■ Task brief ■
Before you finish, make sure each line of the records has been retyped exactly.

■ Data extracts ■
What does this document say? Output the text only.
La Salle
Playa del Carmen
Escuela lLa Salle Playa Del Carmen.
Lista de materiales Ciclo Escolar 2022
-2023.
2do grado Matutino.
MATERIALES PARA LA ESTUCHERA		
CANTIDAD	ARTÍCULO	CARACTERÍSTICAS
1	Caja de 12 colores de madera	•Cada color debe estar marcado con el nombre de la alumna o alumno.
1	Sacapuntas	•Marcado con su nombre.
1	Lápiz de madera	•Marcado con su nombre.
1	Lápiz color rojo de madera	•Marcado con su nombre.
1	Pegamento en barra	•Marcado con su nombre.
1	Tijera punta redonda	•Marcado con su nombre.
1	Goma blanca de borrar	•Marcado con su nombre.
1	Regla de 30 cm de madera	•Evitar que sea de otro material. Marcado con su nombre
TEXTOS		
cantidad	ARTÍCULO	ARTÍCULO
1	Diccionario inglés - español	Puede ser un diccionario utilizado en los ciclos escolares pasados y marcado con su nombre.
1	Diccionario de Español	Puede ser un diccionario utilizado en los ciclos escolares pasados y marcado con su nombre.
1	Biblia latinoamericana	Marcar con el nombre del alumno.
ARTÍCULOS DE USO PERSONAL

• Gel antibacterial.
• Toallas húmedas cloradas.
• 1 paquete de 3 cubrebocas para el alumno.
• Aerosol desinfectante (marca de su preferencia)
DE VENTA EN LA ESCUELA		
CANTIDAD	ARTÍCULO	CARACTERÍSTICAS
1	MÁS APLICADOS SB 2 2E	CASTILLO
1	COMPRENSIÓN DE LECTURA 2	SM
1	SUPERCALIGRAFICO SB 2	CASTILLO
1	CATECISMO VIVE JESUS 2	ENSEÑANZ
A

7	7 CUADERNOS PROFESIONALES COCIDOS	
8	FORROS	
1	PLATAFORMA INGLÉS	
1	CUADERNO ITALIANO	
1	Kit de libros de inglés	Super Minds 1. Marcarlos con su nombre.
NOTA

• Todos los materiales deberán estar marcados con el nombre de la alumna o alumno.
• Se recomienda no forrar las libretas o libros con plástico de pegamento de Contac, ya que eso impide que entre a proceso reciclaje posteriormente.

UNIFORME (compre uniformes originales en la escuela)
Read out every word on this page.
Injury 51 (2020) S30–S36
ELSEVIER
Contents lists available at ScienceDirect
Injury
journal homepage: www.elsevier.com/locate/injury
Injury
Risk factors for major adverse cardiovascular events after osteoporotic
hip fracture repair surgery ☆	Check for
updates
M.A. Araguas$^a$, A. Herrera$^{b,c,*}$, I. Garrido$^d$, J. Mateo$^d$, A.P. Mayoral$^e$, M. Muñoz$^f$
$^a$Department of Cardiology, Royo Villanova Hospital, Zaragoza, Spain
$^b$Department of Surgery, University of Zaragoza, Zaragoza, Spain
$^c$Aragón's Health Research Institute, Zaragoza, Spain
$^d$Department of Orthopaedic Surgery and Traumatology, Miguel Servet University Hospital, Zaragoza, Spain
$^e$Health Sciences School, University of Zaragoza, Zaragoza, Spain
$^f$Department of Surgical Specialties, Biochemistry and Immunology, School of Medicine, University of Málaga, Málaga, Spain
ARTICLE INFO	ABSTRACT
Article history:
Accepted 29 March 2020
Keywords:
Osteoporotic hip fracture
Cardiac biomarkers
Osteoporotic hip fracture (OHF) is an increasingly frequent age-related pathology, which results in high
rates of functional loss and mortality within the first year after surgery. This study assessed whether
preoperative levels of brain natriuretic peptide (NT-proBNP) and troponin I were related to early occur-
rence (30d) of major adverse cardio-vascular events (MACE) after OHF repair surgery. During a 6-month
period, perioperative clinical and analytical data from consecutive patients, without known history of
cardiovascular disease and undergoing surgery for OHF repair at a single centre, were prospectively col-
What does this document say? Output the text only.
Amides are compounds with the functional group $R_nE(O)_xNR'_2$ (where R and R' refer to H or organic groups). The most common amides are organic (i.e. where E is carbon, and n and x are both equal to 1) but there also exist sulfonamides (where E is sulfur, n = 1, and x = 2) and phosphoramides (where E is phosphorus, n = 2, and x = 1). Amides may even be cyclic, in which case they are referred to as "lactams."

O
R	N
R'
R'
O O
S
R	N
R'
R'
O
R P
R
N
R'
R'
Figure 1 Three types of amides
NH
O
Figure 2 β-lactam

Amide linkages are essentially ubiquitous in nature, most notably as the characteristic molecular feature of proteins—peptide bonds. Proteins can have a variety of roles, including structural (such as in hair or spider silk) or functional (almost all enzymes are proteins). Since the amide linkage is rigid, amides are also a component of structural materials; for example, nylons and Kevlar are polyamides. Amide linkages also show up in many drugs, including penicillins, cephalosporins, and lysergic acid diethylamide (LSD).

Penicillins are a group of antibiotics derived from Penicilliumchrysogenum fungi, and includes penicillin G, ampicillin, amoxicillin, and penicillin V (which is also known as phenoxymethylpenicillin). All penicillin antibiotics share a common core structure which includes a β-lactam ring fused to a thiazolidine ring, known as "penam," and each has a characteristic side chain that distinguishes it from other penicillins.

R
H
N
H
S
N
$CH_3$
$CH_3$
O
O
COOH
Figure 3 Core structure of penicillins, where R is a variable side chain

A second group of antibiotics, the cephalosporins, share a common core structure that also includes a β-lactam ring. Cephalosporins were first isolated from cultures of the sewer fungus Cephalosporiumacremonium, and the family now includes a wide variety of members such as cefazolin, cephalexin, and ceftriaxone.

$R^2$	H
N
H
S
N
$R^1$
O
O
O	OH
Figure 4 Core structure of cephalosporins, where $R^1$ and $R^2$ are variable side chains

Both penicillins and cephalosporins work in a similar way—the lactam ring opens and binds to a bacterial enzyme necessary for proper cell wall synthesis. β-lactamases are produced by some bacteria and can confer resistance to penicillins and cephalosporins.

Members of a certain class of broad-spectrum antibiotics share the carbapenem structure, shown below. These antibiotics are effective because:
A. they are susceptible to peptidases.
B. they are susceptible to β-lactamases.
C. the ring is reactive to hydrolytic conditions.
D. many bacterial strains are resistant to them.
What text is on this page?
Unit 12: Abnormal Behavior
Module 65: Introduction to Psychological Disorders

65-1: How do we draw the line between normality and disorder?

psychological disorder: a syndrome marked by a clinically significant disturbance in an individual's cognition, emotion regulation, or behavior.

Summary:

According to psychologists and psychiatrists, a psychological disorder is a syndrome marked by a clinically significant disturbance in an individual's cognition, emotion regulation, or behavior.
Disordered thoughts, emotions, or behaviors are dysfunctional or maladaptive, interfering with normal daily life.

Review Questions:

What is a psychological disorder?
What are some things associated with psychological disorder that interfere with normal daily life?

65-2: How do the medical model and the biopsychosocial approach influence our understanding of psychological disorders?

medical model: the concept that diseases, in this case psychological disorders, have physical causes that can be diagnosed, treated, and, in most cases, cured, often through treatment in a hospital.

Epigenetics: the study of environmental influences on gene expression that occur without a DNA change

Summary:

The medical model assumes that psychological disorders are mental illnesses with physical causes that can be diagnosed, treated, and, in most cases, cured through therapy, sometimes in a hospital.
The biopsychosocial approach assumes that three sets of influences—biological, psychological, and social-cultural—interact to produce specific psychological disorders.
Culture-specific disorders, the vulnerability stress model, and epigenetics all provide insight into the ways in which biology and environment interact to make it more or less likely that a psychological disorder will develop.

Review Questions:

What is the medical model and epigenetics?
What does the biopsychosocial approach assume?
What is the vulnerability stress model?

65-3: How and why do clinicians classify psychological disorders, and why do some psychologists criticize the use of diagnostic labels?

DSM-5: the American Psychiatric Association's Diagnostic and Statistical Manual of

■ Exercise response ■
What does this document say? Output the text only.
La Salle
Playa del Carmen
Escuela lLa Salle Playa Del Carmen.
Lista de materiales Ciclo Escolar 2022
-2023.
2do grado Matutino.
MATERIALES PARA LA ESTUCHERA		
CANTIDAD	ARTÍCULO	CARACTERÍSTICAS
1	Caja de 12 colores de madera	•Cada color debe estar marcado con el nombre de la alumna o alumno.
1	Sacapuntas	•Marcado con su nombre.
1	Lápiz de madera	•Marcado con su nombre.
1	Lápiz color rojo de madera	•Marcado con su nombre.
1	Pegamento en barra	•Marcado con su nombre.
1	Tijera punta redonda	•Marcado con su nombre.
1	Goma blanca de borrar	•Marcado con su nombre.
1	Regla de 30 cm de madera	•Evitar que sea de otro material. Marcado con su nombre
TEXTOS		
cantidad	ARTÍCULO	ARTÍCULO
1	Diccionario inglés - español	Puede ser un diccionario utilizado en los ciclos escolares pasados y marcado con su nombre.
1	Diccionario de Español	Puede ser un diccionario utilizado en los ciclos escolares pasados y marcado con su nombre.
1	Biblia latinoamericana	Marcar con el nombre del alumno.
ARTÍCULOS DE USO PERSONAL

• Gel antibacterial.
• Toallas húmedas cloradas.
• 1 paquete de 3 cubrebocas para el alumno.
• Aerosol desinfectante (marca de su preferencia)
DE VENTA EN LA ESCUELA		
CANTIDAD	ARTÍCULO	CARACTERÍSTICAS
1	MÁS APLICADOS SB 2 2E	CASTILLO
1	COMPRENSIÓN DE LECTURA 2	SM
1	SUPERCALIGRAFICO SB 2	CASTILLO
1	CATECISMO VIVE JESUS 2	ENSEÑANZ
A

7	7 CUADERNOS PROFESIONALES COCIDOS	
8	FORROS	
1	PLATAFORMA INGLÉS	
1	CUADERNO ITALIANO	
1	Kit de libros de inglés	Super Minds 1. Marcarlos con su nombre.
NOTA

• Todos los materiales deberán estar marcados con el nombre de la alumna o alumno.
• Se recomienda no forrar las libretas o libros con plástico de pegamento de Contac, ya que eso impide que entre a proceso reciclaje posteriormente.

UNIFORME (compre uniformes originales en la escuela)
Read out every word on this page.
Injury 51 (2020) S30–S36
ELSEVIER
Contents lists available at ScienceDirect
Injury
journal homepage: www.elsevier.com/locate/injury
Injury
Risk factors for major adverse cardiovascular events after osteoporotic
hip fracture repair surgery ☆	Check for
updates
M.A. Araguas$^a$, A. Herrera$^{b,c,*}$, I. Garrido$^d$, J. Mateo$^d$, A.P. Mayoral$^e$, M. Muñoz$^f$
$^a$Department of Cardiology, Royo Villanova Hospital, Zaragoza, Spain
$^b$Department of Surgery, University of Zaragoza, Zaragoza, Spain
$^c$Aragón's Health Research Institute, Zaragoza, Spain
$^d$Department of Orthopaedic Surgery and Traumatology, Miguel Servet University Hospital, Zaragoza, Spain
$^e$Health Sciences School, University of Zaragoza, Zaragoza, Spain
$^f$Department of Surgical Specialties, Biochemistry and Immunology, School of Medicine, University of Málaga, Málaga, Spain
ARTICLE INFO	ABSTRACT
Article history:
Accepted 29 March 2020
Keywords:
Osteoporotic hip fracture
Cardiac biomarkers
Osteoporotic hip fracture (OHF) is an increasingly frequent age-related pathology, which results in high
rates of functional loss and mortality within the first year after surgery. This study assessed whether
preoperative levels of brain natriuretic peptide (NT-proBNP) and troponin I were related to early occur-
rence (30d) of major adverse cardio-vascular events (MACE) after OHF repair surgery. During a 6-month
period, perioperative clinical and analytical data from consecutive patients, without known history of
cardiovascular disease and undergoing surgery for OHF repair at a single centre, were prospectively col-
What does this document say? Output the text only.
Amides are compounds with the functional group $R_nE(O)_xNR'_2$ (where R and R' refer to H or organic groups). The most common amides are organic (i.e. where E is carbon, and n and x are both equal to 1) but there also exist sulfonamides (where E is sulfur, n = 1, and x = 2) and phosphoramides (where E is phosphorus, n = 2, and x = 1). Amides may even be cyclic, in which case they are referred to as "lactams."

O
R	N
R'
R'
O O
S
R	N
R'
R'
O
R P
R
N
R'
R'
Figure 1 Three types of amides
NH
O
Figure 2 β-lactam

Amide linkages are essentially ubiquitous in nature, most notably as the characteristic molecular feature of proteins—peptide bonds. Proteins can have a variety of roles, including structural (such as in hair or spider silk) or functional (almost all enzymes are proteins). Since the amide linkage is rigid, amides are also a component of structural materials; for example, nylons and Kevlar are polyamides. Amide linkages also show up in many drugs, including penicillins, cephalosporins, and lysergic acid diethylamide (LSD).

Penicillins are a group of antibiotics derived from Penicilliumchrysogenum fungi, and includes penicillin G, ampicillin, amoxicillin, and penicillin V (which is also known as phenoxymethylpenicillin). All penicillin antibiotics share a common core structure which includes a β-lactam ring fused to a thiazolidine ring, known as "penam," and each has a characteristic side chain that distinguishes it from other penicillins.

R
H
N
H
S
N
$CH_3$
$CH_3$
O
O
COOH
Figure 3 Core structure of penicillins, where R is a variable side chain

A second group of antibiotics, the cephalosporins, share a common core structure that also includes a β-lactam ring. Cephalosporins were first isolated from cultures of the sewer fungus Cephalosporiumacremonium, and the family now includes a wide variety of members such as cefazolin, cephalexin, and ceftriaxone.

$R^2$	H
N
H
S
N
$R^1$
O
O
O	OH
Figure 4 Core structure of cephalosporins, where $R^1$ and $R^2$ are variable side chains

Both penicillins and cephalosporins work in a similar way—the lactam ring opens and binds to a bacterial enzyme necessary for proper cell wall synthesis. β-lactamases are produced by some bacteria and can confer resistance to penicillins and cephalosporins.

Members of a certain class of broad-spectrum antibiotics share the carbapenem structure, shown below. These antibiotics are effective because:
A. they are susceptible to peptidases.
B. they are susceptible to β-lactamases.
C. the ring is reactive to hydrolytic conditions.
D. many bacterial strains are resistant to them.
What text is on this page?
Unit 12: Abnormal Behavior
Module 65: Introduction to Psychological Disorders

65-1: How do we draw the line between normality and disorder?

psychological disorder: a syndrome marked by a clinically significant disturbance in an individual's cognition, emotion regulation, or behavior.

Summary:

According to psychologists and psychiatrists, a psychological disorder is a syndrome marked by a clinically significant disturbance in an individual's cognition, emotion regulation, or behavior.
Disordered thoughts, emotions, or behaviors are dysfunctional or maladaptive, interfering with normal daily life.

Review Questions:

What is a psychological disorder?
What are some things associated with psychological disorder that interfere with normal daily life?

65-2: How do the medical model and the biopsychosocial approach influence our understanding of psychological disorders?

medical model: the concept that diseases, in this case psychological disorders, have physical causes that can be diagnosed, treated, and, in most cases, cured, often through treatment in a hospital.

Epigenetics: the study of environmental influences on gene expression that occur without a DNA change

Summary:

The medical model assumes that psychological disorders are mental illnesses with physical causes that can be diagnosed, treated, and, in most cases, cured through therapy, sometimes in a hospital.
The biopsychosocial approach assumes that three sets of influences—biological, psychological, and social-cultural—interact to produce specific psychological disorders.
Culture-specific disorders, the vulnerability stress model, and epigenetics all provide insight into the ways in which biology and environment interact to make it more or less likely that a psychological disorder will develop.

Review Questions:

What is the medical model and epigenetics?
What does the biopsychosocial approach assume?
What is the vulnerability stress model?

65-3: How and why do clinicians classify psychological disorders, and why do some psychologists criticize the use of diagnostic labels?

DSM-5: the American Psychiatric Association's Diagnostic and Statistical Manual of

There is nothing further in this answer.